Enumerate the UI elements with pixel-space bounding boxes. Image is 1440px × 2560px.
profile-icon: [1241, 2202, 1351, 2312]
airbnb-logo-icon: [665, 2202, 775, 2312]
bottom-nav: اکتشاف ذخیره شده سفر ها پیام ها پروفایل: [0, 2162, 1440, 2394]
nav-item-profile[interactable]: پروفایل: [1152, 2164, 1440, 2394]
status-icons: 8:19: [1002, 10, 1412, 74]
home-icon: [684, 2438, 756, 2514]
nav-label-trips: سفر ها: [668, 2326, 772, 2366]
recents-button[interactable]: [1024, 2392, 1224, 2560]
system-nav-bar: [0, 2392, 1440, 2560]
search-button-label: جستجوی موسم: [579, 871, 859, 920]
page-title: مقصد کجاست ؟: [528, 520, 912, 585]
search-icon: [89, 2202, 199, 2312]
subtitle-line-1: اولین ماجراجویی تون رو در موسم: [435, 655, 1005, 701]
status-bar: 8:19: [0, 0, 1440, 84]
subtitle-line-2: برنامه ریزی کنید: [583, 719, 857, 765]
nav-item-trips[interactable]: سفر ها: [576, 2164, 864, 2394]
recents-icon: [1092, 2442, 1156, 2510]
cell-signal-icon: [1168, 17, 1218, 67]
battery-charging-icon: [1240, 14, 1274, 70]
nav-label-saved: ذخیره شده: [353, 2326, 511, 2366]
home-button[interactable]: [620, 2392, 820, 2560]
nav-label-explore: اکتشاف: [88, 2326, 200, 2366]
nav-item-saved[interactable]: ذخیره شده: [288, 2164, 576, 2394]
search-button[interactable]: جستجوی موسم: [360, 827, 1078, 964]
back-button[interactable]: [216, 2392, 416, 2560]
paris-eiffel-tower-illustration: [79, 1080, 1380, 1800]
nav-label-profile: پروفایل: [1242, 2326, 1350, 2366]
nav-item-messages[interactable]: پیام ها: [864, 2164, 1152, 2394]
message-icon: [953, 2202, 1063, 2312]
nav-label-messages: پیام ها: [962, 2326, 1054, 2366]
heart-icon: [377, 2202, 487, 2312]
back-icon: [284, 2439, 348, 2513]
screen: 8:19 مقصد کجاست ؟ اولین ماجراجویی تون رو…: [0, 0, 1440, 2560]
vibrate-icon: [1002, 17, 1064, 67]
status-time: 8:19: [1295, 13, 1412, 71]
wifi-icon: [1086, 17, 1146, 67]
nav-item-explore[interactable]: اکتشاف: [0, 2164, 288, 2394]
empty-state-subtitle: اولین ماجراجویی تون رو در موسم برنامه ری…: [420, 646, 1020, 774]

• **EXERCISE DETAILS**:
Update the items by replacing "heart-icon" with "favorites-icon", and give all the lines again with nothing else changed.

• **RESULT OF THIS EXERCISE**:
Enumerate the UI elements with pixel-space bounding boxes. Image is 1440px × 2560px.
profile-icon: [1241, 2202, 1351, 2312]
airbnb-logo-icon: [665, 2202, 775, 2312]
bottom-nav: اکتشاف ذخیره شده سفر ها پیام ها پروفایل: [0, 2162, 1440, 2394]
nav-item-profile[interactable]: پروفایل: [1152, 2164, 1440, 2394]
status-icons: 8:19: [1002, 10, 1412, 74]
home-icon: [684, 2438, 756, 2514]
nav-label-trips: سفر ها: [668, 2326, 772, 2366]
recents-button[interactable]: [1024, 2392, 1224, 2560]
system-nav-bar: [0, 2392, 1440, 2560]
search-button-label: جستجوی موسم: [579, 871, 859, 920]
page-title: مقصد کجاست ؟: [528, 520, 912, 585]
search-icon: [89, 2202, 199, 2312]
subtitle-line-1: اولین ماجراجویی تون رو در موسم: [435, 655, 1005, 701]
status-bar: 8:19: [0, 0, 1440, 84]
subtitle-line-2: برنامه ریزی کنید: [583, 719, 857, 765]
nav-item-trips[interactable]: سفر ها: [576, 2164, 864, 2394]
recents-icon: [1092, 2442, 1156, 2510]
cell-signal-icon: [1168, 17, 1218, 67]
battery-charging-icon: [1240, 14, 1274, 70]
nav-label-saved: ذخیره شده: [353, 2326, 511, 2366]
home-button[interactable]: [620, 2392, 820, 2560]
nav-label-explore: اکتشاف: [88, 2326, 200, 2366]
nav-item-saved[interactable]: ذخیره شده: [288, 2164, 576, 2394]
search-button[interactable]: جستجوی موسم: [360, 827, 1078, 964]
back-button[interactable]: [216, 2392, 416, 2560]
paris-eiffel-tower-illustration: [79, 1080, 1380, 1800]
nav-label-profile: پروفایل: [1242, 2326, 1350, 2366]
nav-item-messages[interactable]: پیام ها: [864, 2164, 1152, 2394]
message-icon: [953, 2202, 1063, 2312]
nav-label-messages: پیام ها: [962, 2326, 1054, 2366]
favorites-icon: [377, 2202, 487, 2312]
back-icon: [284, 2439, 348, 2513]
screen: 8:19 مقصد کجاست ؟ اولین ماجراجویی تون رو…: [0, 0, 1440, 2560]
vibrate-icon: [1002, 17, 1064, 67]
status-time: 8:19: [1295, 13, 1412, 71]
wifi-icon: [1086, 17, 1146, 67]
nav-item-explore[interactable]: اکتشاف: [0, 2164, 288, 2394]
empty-state-subtitle: اولین ماجراجویی تون رو در موسم برنامه ری…: [420, 646, 1020, 774]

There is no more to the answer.